───── Data records

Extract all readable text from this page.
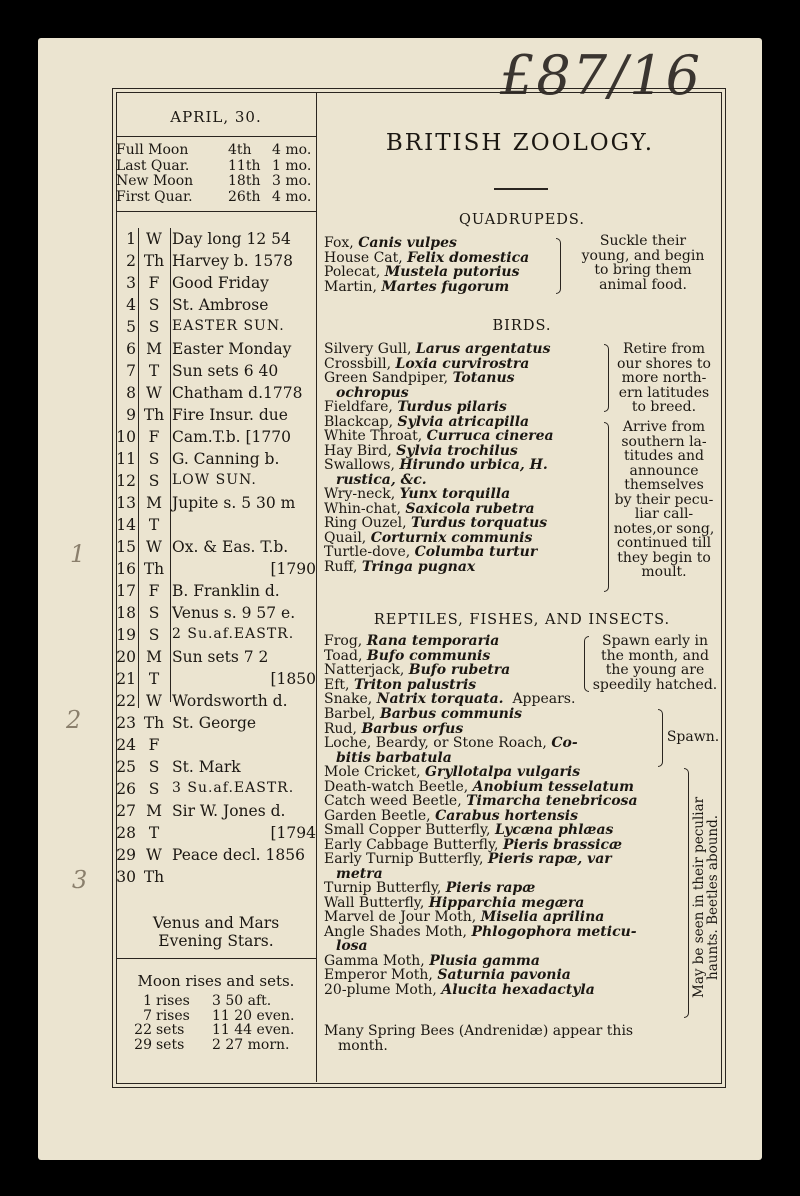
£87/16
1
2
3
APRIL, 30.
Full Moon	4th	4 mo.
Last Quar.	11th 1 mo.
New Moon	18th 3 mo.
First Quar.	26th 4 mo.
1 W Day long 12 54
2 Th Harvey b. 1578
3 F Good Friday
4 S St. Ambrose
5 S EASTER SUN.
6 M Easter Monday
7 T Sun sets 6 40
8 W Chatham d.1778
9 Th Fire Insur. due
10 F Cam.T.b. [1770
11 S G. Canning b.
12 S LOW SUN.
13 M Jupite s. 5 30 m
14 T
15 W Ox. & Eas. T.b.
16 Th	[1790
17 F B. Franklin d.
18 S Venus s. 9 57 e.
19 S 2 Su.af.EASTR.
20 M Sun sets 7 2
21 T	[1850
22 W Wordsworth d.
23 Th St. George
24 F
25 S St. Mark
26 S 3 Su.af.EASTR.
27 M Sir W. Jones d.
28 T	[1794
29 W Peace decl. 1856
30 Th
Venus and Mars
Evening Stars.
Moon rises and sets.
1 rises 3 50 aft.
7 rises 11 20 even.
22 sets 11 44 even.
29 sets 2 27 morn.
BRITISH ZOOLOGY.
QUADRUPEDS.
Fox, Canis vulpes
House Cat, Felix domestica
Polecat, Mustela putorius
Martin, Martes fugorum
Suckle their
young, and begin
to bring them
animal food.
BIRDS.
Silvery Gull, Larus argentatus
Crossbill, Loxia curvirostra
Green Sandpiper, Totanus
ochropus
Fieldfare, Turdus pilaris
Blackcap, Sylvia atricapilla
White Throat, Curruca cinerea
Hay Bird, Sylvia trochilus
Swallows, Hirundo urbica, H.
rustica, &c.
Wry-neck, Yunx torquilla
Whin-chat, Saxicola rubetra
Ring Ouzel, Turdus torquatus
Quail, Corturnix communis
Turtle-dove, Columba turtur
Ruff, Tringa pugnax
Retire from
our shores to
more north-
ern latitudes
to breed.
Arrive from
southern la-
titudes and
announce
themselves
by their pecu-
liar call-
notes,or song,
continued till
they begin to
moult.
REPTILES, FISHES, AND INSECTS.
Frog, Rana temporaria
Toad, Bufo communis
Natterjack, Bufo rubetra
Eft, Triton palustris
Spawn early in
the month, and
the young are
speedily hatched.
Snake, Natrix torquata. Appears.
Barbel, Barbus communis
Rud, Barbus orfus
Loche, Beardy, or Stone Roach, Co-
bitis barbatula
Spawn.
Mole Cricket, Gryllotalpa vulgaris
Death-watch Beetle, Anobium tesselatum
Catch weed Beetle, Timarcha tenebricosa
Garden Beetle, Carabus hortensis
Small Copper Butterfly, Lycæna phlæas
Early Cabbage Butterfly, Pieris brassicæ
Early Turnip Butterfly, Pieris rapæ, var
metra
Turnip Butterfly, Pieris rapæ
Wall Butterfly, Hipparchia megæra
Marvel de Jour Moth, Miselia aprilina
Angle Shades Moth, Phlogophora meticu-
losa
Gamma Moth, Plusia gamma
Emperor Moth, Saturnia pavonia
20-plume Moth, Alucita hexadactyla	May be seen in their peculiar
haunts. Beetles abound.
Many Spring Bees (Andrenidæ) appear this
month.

──────────
───── Data records

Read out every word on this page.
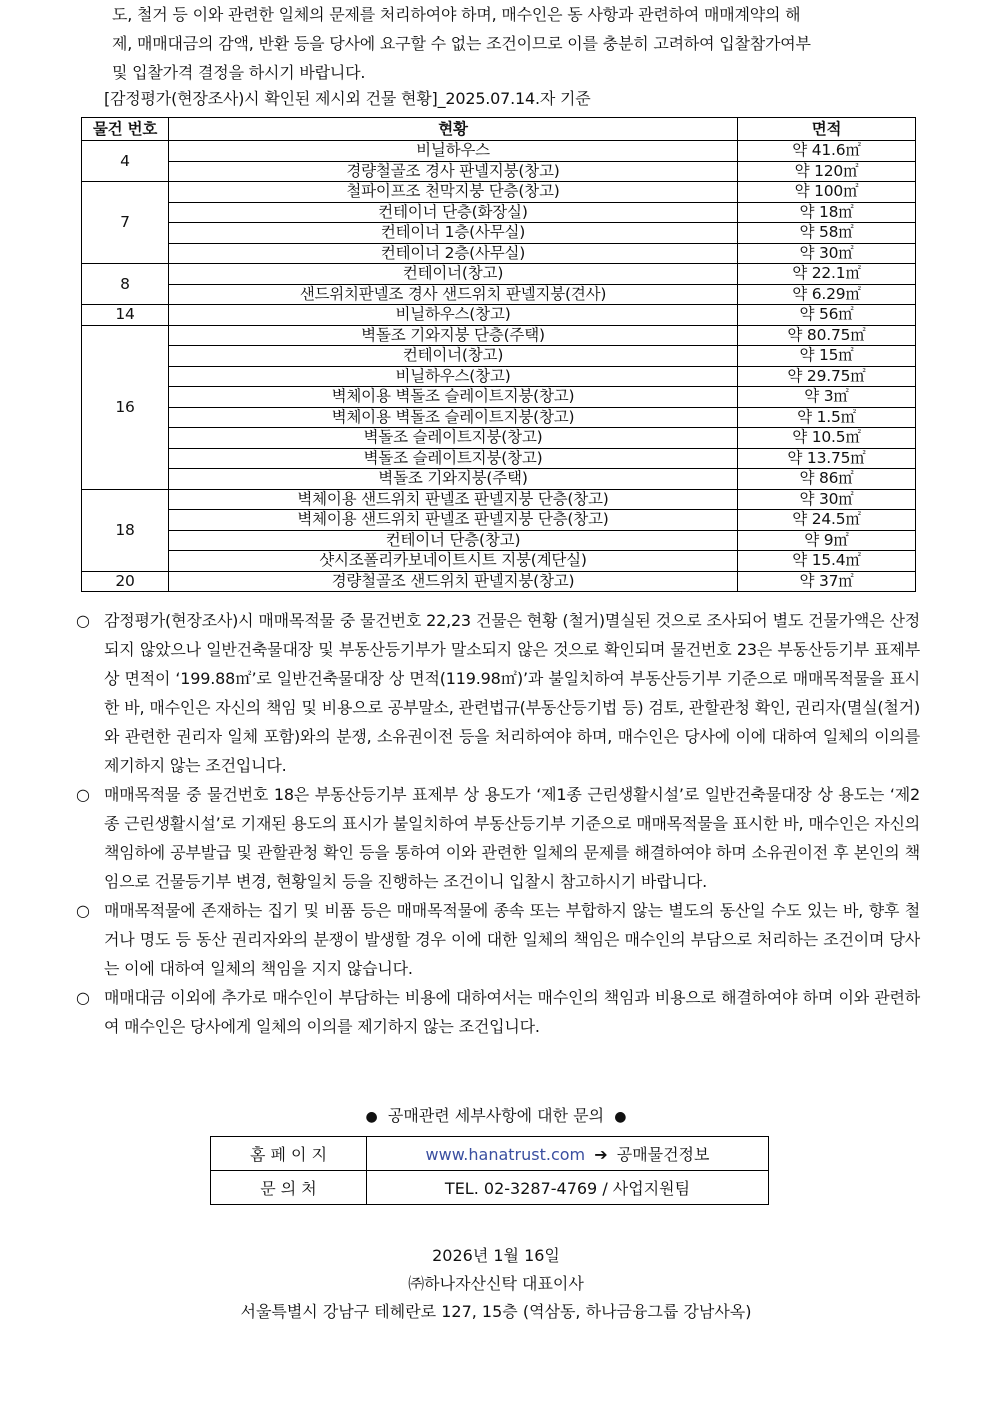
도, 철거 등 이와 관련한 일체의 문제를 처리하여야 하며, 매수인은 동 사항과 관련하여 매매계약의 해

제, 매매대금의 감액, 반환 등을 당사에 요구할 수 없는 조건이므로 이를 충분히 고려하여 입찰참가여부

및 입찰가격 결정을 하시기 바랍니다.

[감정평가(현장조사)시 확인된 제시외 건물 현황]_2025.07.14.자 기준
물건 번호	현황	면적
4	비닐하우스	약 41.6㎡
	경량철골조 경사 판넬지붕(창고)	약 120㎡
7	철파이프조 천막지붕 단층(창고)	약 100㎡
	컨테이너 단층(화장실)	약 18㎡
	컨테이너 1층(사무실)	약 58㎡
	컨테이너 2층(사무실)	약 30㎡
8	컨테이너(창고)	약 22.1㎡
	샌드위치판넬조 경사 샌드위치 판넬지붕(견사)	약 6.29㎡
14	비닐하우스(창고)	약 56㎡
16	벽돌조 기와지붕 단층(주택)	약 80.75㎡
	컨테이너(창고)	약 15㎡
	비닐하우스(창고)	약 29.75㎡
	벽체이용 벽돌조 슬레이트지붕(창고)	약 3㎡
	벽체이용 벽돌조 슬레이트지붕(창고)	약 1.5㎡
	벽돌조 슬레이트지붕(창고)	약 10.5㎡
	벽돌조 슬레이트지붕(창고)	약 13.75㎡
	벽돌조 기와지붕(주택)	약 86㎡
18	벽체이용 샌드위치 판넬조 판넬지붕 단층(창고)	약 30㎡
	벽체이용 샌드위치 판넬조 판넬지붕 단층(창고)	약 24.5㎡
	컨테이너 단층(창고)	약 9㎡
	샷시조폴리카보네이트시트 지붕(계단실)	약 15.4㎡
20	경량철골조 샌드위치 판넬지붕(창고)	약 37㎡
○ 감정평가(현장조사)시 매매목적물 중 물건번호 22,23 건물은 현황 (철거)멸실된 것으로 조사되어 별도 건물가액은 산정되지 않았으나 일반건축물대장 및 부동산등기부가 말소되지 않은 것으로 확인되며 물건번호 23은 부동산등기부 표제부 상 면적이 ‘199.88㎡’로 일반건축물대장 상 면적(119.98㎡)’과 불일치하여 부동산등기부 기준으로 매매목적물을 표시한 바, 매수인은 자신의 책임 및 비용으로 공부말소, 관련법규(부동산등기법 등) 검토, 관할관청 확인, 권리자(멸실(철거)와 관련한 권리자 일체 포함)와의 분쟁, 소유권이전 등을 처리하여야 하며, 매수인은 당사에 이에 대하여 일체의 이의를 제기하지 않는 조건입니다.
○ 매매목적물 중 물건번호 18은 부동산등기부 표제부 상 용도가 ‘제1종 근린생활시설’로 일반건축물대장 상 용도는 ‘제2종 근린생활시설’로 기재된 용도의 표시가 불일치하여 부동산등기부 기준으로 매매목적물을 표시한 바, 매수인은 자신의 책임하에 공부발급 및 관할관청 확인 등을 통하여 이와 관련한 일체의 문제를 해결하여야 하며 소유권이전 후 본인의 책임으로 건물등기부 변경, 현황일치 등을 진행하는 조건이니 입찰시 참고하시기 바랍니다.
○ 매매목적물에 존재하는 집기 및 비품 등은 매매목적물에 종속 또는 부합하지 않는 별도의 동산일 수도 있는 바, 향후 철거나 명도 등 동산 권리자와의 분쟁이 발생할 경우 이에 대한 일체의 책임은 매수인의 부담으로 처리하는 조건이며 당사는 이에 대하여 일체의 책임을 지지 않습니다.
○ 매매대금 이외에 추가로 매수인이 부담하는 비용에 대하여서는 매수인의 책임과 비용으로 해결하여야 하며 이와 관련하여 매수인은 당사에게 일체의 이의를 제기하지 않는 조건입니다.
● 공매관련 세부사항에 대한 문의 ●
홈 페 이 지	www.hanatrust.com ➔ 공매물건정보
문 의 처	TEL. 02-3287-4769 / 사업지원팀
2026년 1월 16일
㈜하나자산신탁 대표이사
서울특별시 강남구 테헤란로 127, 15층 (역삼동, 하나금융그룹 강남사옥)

──────────

Set problem
Filter the entries and copy out every line with the word "Sylvia".

Worked solution
Blackcap, Sylvia atricapilla
Hay Bird, Sylvia trochilus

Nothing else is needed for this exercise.